:: GIVEN DATA ::
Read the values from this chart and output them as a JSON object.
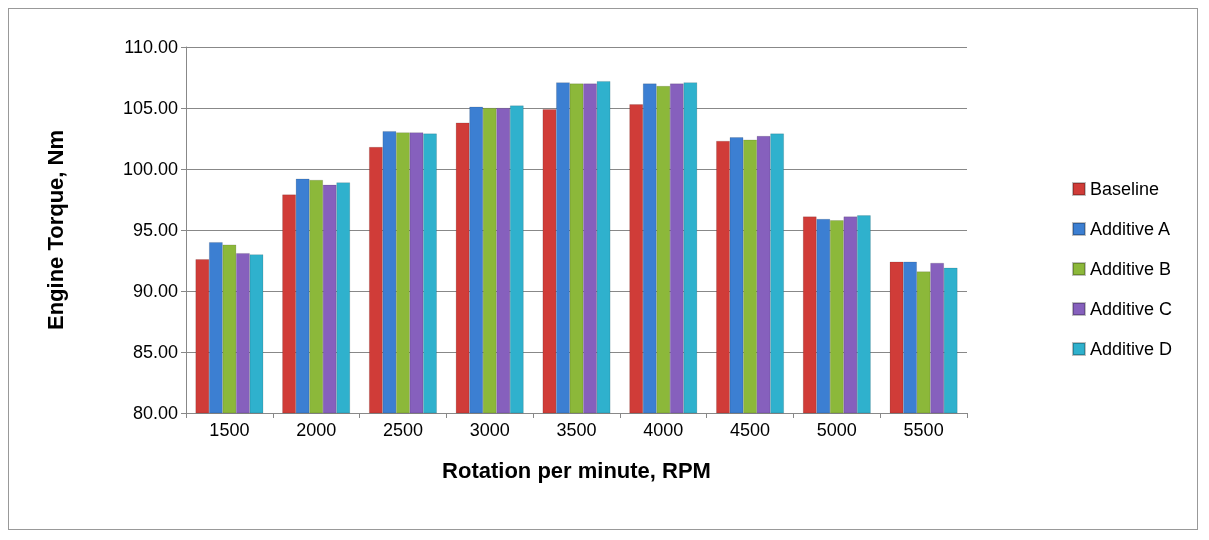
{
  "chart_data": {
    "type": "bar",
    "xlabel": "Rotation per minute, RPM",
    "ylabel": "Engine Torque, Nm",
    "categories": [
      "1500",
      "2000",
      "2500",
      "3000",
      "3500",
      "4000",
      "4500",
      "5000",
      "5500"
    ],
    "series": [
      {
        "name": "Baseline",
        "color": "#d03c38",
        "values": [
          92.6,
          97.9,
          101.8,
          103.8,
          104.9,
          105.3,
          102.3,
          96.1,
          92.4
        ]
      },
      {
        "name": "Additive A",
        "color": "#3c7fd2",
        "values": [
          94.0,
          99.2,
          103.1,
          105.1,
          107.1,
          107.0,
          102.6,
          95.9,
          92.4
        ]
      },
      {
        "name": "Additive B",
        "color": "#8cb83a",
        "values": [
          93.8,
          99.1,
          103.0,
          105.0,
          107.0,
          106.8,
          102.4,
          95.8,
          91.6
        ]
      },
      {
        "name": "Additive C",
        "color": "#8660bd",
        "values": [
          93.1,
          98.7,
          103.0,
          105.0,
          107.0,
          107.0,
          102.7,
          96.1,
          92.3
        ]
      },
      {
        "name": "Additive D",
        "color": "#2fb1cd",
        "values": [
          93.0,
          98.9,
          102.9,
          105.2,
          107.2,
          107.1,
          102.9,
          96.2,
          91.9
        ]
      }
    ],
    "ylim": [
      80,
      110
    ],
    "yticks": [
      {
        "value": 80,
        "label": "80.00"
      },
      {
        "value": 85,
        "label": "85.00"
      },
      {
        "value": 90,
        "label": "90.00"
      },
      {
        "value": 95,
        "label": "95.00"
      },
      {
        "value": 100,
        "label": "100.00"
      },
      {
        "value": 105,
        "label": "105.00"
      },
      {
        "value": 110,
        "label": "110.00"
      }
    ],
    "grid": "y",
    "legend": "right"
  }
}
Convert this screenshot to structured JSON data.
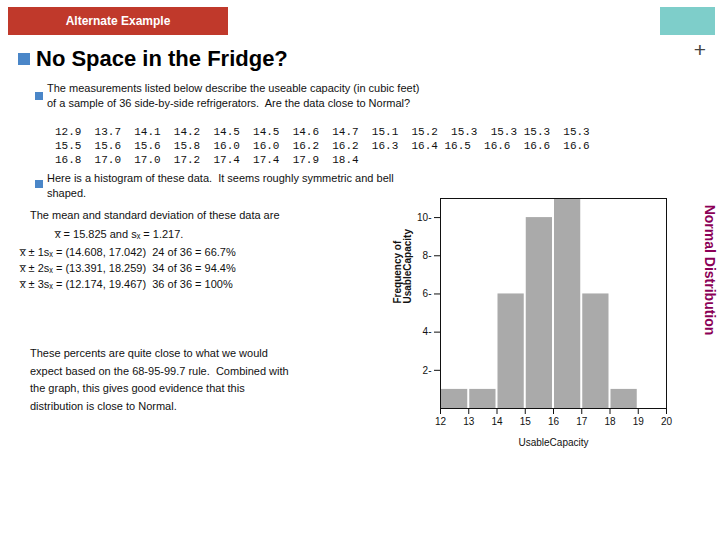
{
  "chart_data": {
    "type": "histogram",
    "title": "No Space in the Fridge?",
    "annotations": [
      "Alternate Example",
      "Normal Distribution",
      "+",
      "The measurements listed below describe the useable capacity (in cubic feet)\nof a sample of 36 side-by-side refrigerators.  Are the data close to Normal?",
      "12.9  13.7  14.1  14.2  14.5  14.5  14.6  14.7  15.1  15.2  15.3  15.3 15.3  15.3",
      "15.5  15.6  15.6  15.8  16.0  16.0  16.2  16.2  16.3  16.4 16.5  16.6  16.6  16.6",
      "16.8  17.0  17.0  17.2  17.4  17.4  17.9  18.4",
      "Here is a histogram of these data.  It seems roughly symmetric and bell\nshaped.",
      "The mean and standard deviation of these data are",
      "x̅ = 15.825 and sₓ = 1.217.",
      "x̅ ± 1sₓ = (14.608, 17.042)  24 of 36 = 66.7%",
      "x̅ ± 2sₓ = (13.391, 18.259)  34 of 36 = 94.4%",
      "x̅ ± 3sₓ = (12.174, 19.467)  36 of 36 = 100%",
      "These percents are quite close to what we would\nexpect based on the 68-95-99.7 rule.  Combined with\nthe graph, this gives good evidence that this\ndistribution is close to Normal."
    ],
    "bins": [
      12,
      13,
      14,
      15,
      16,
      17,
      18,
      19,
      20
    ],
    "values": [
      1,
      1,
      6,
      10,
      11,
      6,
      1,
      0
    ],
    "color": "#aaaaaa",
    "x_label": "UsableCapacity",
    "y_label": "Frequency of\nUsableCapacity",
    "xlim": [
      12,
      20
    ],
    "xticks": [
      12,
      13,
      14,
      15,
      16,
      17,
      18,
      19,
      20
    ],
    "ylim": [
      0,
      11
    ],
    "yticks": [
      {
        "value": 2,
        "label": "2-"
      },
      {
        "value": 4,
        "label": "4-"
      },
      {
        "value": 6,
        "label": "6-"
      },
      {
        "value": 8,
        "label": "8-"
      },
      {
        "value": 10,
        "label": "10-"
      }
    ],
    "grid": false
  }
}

:: CHALLENGE ::
Which lines hold the word "Additive"? Copy all of them.

:: WRITTEN ANSWER ::
        "name": "Additive A",
        "name": "Additive B",
        "name": "Additive C",
        "name": "Additive D",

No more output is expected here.